■ TASK DESCRIPTION ■
Which lines contain the string "this"? Please list every one of them.

■ DATA FOR PROCESSING ■

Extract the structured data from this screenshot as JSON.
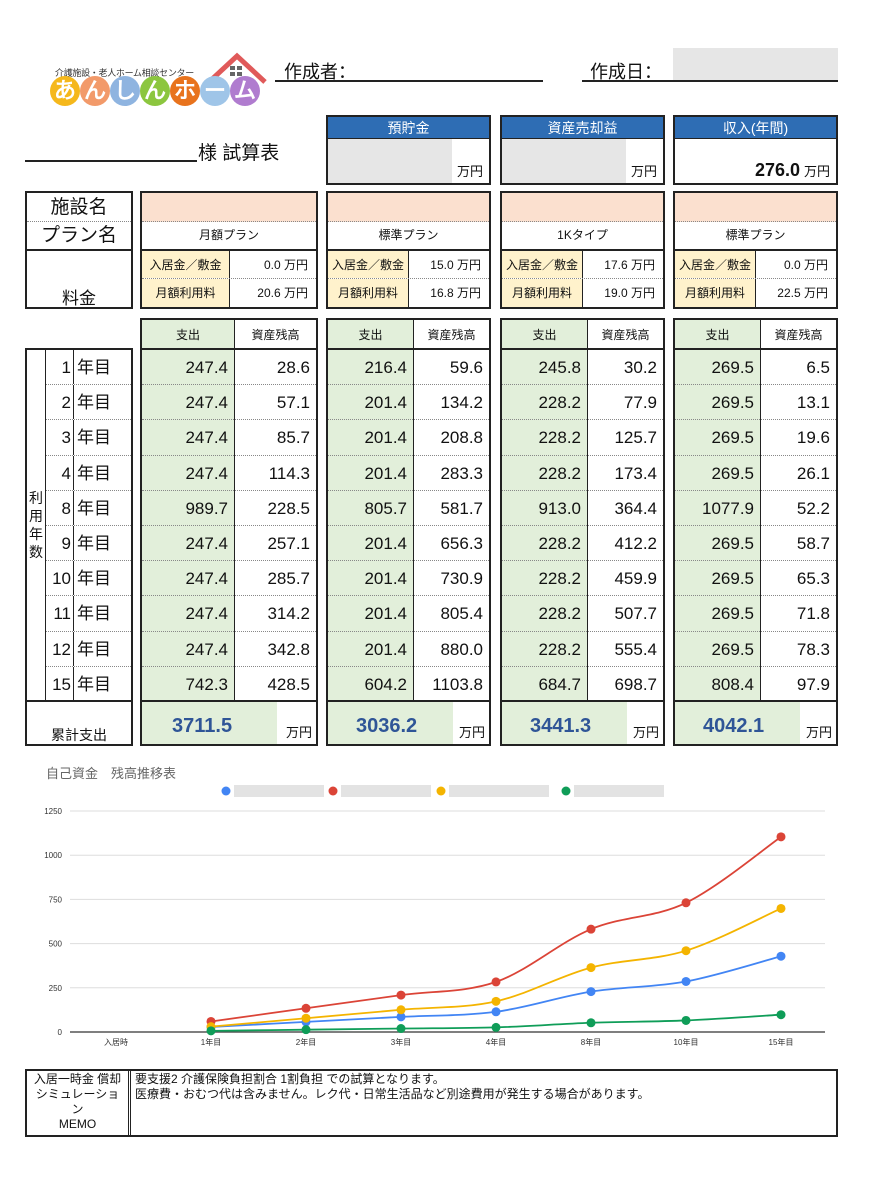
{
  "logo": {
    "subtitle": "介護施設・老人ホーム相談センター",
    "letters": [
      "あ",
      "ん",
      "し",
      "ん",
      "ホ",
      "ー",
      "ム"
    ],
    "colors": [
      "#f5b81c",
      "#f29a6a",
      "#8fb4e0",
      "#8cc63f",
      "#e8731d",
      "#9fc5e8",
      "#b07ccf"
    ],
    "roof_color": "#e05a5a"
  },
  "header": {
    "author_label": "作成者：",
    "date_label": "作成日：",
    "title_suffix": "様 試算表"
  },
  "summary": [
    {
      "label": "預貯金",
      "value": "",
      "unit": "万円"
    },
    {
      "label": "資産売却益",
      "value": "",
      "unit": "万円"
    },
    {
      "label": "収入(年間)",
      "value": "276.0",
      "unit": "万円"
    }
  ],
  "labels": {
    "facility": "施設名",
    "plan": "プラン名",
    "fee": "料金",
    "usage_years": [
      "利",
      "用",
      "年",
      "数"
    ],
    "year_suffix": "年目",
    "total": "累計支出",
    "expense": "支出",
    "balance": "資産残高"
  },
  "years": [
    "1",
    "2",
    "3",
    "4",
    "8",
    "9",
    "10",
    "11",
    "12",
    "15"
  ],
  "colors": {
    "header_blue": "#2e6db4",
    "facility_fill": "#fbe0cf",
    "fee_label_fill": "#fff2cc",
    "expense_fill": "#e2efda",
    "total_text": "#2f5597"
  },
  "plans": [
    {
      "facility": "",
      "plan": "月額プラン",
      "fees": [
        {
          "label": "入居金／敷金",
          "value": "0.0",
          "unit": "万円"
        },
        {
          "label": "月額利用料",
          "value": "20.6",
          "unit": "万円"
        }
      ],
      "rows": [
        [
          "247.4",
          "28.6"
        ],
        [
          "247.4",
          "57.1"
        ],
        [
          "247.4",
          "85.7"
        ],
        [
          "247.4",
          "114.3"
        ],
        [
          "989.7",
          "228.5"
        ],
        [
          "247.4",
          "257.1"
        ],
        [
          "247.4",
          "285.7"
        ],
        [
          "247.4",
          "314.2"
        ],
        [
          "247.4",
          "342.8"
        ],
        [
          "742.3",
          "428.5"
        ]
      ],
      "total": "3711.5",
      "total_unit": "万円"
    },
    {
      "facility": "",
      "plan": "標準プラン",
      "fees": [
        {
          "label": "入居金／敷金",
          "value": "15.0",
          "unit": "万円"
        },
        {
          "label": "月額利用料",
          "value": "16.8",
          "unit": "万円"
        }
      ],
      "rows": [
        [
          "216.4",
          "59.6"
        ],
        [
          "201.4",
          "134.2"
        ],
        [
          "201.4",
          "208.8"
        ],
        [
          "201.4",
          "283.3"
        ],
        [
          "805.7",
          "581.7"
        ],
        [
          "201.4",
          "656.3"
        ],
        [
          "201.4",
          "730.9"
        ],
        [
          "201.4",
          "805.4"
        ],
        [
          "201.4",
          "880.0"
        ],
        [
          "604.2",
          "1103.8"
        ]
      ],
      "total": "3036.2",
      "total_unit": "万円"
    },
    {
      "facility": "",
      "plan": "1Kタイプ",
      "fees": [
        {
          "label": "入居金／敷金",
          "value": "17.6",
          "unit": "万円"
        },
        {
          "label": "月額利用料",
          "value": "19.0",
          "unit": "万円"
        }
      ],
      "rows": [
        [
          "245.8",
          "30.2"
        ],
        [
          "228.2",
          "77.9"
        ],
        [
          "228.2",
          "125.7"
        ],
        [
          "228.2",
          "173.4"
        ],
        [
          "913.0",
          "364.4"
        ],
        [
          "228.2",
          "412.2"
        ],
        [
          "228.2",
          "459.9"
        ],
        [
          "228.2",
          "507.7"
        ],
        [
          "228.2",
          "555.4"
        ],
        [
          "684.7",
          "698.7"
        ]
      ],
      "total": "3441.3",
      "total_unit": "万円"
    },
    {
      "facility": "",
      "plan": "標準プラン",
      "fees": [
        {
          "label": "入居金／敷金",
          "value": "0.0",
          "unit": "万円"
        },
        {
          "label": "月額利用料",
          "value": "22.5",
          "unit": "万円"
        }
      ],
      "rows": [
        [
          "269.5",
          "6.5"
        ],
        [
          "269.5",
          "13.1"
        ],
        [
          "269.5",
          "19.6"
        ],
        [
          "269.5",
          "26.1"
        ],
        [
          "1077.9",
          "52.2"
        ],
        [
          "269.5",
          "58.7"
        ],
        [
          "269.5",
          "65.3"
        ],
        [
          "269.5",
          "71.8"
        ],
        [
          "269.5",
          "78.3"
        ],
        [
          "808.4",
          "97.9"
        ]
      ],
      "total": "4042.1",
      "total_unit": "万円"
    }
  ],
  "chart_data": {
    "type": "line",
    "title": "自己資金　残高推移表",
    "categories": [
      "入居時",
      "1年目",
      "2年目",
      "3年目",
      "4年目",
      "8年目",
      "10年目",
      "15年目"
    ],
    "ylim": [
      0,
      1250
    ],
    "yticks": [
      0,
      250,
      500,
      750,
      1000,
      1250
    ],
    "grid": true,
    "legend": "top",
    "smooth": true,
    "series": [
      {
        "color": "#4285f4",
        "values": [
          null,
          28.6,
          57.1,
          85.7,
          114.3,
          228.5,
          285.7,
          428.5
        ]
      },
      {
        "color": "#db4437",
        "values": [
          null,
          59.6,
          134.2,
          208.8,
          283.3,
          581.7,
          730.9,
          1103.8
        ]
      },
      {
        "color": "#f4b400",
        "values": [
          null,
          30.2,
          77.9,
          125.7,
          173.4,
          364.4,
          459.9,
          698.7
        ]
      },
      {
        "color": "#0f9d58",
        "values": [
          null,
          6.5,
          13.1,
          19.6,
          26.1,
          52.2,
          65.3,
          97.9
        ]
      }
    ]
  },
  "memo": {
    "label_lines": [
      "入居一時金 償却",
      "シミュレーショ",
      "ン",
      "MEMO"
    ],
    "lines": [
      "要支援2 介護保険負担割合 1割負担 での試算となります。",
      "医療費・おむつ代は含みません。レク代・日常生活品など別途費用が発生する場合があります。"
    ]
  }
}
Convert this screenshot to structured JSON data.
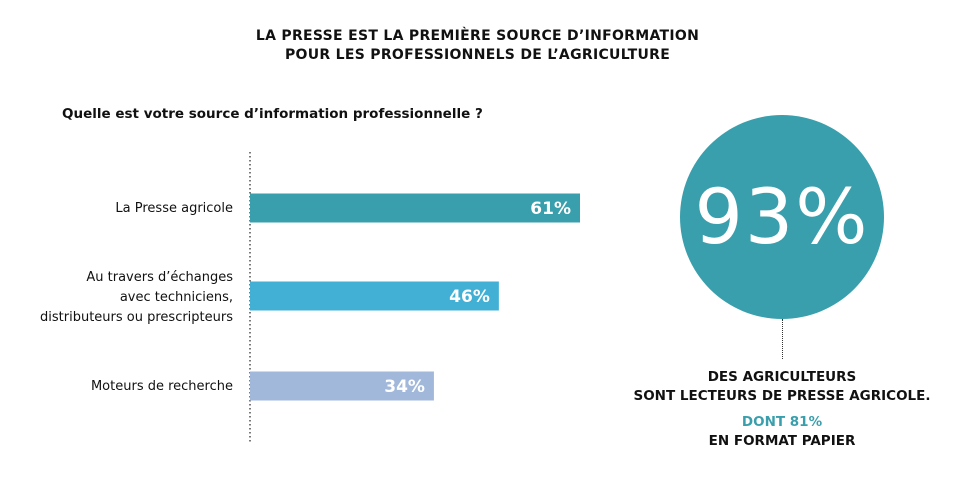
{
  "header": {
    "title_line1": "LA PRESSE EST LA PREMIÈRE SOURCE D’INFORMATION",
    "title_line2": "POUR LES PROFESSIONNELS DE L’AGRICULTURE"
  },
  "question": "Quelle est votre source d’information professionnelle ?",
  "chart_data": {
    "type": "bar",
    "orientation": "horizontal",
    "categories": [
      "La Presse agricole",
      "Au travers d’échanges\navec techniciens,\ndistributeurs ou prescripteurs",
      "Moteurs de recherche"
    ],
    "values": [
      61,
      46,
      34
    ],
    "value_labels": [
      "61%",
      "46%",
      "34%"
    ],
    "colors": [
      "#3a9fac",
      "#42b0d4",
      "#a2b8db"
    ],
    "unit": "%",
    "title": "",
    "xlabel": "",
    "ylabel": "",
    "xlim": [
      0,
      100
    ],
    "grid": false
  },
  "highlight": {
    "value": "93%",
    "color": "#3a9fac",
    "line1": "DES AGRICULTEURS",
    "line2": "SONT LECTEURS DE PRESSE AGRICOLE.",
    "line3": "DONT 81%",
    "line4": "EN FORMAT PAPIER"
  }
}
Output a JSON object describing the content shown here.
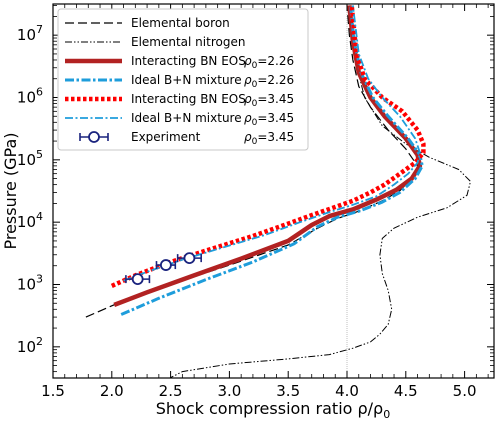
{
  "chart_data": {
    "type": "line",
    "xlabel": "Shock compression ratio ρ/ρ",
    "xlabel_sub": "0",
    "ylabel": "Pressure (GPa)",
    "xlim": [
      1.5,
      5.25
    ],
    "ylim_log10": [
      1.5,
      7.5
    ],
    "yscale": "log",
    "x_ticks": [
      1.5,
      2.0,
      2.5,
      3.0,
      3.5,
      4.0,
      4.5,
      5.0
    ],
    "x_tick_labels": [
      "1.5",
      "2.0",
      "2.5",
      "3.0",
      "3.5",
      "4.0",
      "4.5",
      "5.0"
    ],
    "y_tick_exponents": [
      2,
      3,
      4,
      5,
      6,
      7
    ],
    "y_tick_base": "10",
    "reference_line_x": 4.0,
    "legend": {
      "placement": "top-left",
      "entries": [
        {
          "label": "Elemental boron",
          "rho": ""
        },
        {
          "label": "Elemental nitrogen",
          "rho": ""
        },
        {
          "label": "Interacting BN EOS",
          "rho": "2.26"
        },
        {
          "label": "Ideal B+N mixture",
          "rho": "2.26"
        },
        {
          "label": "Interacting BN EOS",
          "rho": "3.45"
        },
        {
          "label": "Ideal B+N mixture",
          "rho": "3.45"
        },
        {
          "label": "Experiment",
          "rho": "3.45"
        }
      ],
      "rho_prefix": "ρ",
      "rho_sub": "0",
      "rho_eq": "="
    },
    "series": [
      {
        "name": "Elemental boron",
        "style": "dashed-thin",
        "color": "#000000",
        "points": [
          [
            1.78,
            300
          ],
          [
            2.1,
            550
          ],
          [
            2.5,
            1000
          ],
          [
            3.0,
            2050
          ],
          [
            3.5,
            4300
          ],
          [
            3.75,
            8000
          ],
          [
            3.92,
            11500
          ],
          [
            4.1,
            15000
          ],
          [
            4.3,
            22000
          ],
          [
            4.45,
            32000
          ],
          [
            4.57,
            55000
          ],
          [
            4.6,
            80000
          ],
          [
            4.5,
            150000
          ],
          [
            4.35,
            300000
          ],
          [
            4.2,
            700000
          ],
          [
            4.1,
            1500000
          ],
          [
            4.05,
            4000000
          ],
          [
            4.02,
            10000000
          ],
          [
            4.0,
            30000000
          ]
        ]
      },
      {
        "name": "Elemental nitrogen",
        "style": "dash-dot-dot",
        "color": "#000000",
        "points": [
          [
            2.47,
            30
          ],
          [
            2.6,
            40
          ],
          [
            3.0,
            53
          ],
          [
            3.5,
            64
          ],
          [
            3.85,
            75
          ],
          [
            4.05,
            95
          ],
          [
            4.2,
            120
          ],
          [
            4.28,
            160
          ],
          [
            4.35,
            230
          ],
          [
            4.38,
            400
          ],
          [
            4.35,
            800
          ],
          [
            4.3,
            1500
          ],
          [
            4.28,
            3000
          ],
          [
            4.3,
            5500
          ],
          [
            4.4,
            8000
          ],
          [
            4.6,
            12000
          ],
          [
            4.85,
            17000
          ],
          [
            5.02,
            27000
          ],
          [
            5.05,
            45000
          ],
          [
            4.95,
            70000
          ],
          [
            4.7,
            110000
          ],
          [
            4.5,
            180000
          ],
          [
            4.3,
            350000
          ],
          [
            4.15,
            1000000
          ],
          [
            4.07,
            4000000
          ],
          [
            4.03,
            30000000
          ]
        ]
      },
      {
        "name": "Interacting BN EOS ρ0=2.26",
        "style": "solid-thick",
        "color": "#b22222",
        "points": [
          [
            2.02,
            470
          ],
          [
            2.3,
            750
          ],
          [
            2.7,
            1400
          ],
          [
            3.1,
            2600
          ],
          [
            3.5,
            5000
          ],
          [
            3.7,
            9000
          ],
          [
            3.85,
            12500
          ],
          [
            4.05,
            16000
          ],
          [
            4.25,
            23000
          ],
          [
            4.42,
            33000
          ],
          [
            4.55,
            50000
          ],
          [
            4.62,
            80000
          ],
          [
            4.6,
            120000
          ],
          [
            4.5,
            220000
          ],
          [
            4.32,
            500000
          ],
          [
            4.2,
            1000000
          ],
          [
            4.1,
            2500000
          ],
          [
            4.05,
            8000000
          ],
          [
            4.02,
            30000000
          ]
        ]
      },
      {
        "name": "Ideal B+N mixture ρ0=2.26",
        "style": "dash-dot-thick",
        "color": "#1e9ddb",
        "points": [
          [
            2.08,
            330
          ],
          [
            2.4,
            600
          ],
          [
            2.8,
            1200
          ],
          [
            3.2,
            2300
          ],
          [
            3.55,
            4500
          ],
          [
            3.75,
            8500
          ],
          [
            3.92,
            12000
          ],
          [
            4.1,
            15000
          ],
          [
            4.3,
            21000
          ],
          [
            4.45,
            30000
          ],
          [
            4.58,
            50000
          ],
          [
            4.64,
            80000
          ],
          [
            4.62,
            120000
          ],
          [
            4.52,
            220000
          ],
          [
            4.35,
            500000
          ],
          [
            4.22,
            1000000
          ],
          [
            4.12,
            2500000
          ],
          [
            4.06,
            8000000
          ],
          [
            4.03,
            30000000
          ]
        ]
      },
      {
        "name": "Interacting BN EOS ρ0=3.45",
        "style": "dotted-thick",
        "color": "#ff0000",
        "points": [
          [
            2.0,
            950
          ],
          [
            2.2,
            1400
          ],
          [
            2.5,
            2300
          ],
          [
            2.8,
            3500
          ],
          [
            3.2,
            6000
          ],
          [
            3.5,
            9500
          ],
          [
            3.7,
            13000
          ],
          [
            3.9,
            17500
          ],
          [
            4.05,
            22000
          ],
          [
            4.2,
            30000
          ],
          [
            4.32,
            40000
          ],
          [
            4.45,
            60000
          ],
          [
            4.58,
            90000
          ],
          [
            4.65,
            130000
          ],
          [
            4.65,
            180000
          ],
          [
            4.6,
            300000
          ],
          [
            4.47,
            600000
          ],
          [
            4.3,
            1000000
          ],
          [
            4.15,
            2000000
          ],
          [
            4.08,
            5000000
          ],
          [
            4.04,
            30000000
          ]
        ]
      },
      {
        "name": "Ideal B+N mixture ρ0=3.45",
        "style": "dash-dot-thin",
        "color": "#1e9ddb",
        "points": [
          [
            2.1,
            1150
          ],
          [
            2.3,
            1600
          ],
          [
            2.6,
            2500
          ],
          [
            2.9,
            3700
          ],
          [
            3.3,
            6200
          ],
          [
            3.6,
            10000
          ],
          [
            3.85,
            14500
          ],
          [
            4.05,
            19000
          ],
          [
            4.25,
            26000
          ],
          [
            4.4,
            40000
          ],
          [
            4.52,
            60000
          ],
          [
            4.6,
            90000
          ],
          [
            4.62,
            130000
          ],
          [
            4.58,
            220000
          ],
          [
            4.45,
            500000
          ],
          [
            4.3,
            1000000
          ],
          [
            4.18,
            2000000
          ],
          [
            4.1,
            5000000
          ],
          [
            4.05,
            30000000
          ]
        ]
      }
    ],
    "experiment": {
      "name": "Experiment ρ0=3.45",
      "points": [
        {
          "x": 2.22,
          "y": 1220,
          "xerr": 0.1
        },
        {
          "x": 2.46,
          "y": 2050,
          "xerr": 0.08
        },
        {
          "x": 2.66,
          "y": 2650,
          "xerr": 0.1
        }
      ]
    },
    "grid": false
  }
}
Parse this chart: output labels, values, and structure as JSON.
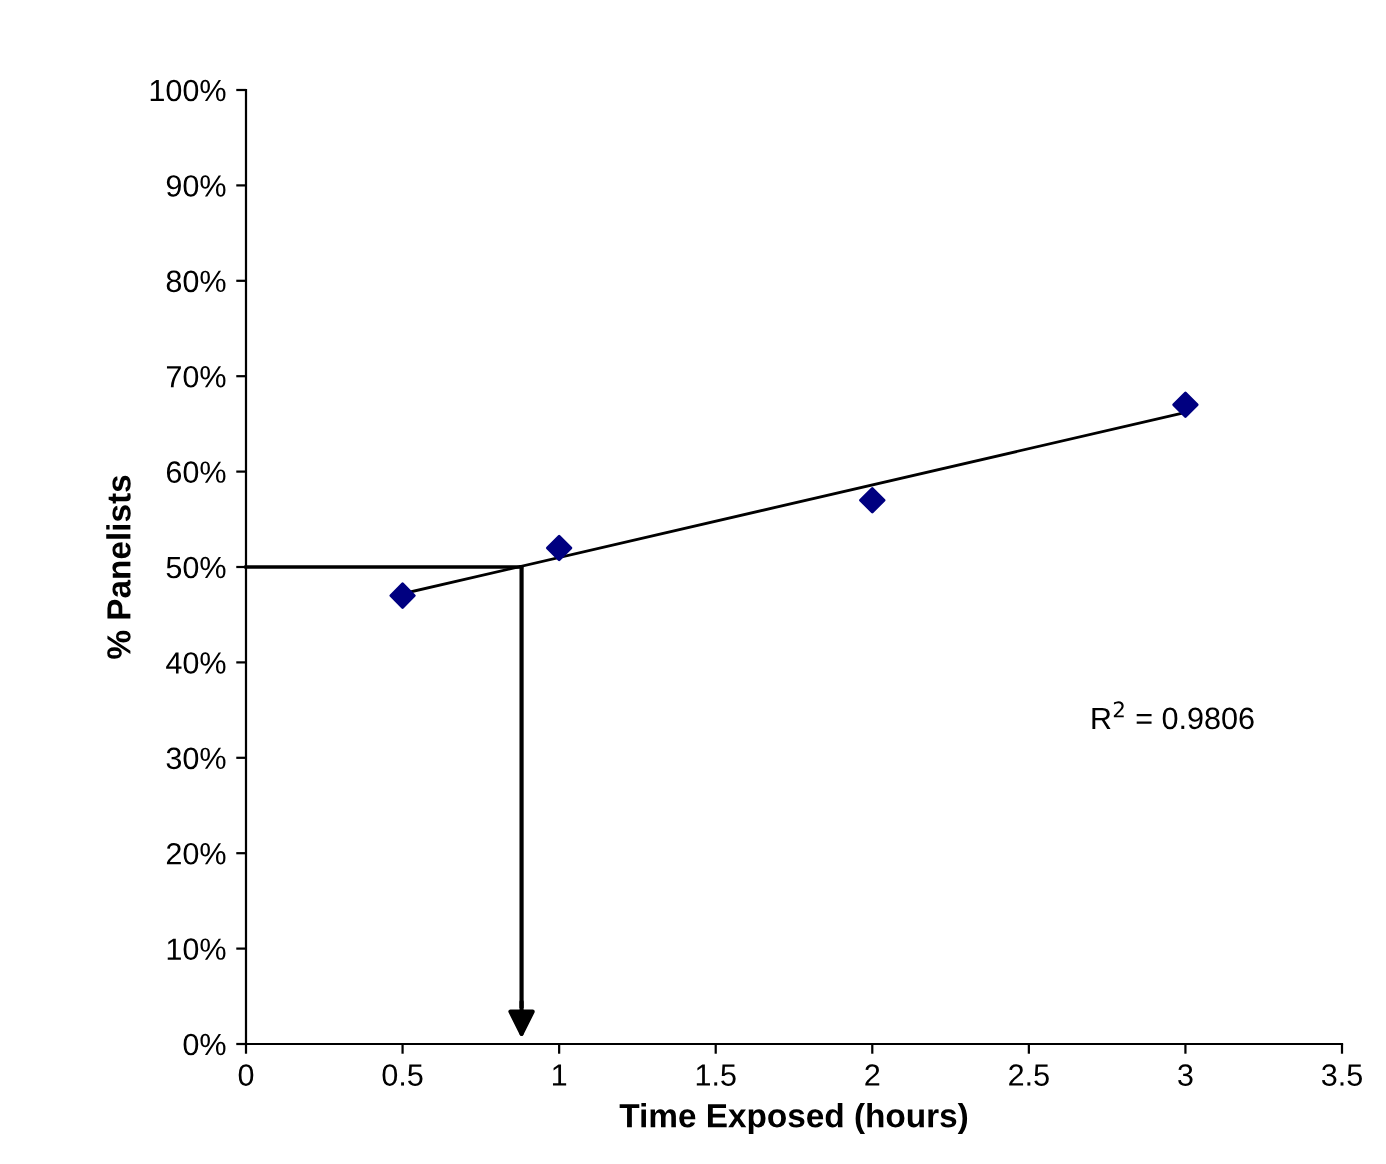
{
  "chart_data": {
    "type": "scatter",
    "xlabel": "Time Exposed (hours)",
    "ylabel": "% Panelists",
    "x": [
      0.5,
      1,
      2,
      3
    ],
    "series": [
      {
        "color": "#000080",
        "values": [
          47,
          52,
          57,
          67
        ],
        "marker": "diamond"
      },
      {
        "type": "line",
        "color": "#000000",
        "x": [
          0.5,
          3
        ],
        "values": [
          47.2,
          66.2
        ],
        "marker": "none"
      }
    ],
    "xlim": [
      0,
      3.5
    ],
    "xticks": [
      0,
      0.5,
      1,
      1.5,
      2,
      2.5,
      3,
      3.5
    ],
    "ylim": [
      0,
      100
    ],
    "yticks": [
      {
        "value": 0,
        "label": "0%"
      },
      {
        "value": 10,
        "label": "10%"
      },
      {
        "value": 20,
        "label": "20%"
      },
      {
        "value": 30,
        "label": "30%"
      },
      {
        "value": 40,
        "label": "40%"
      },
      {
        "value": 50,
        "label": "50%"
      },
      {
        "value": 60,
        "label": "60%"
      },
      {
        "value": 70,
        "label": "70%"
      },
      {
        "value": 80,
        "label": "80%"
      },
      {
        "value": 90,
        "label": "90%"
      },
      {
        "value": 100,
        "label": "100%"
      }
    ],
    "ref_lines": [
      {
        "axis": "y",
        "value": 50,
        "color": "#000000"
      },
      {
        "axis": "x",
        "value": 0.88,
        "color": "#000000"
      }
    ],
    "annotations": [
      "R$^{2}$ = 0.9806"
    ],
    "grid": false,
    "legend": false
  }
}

■ SOLUTION ■
Extract the structured data from this screenshot as JSON.
Convert this screenshot to structured JSON data.
Parse this chart: output labels, values, and structure as JSON.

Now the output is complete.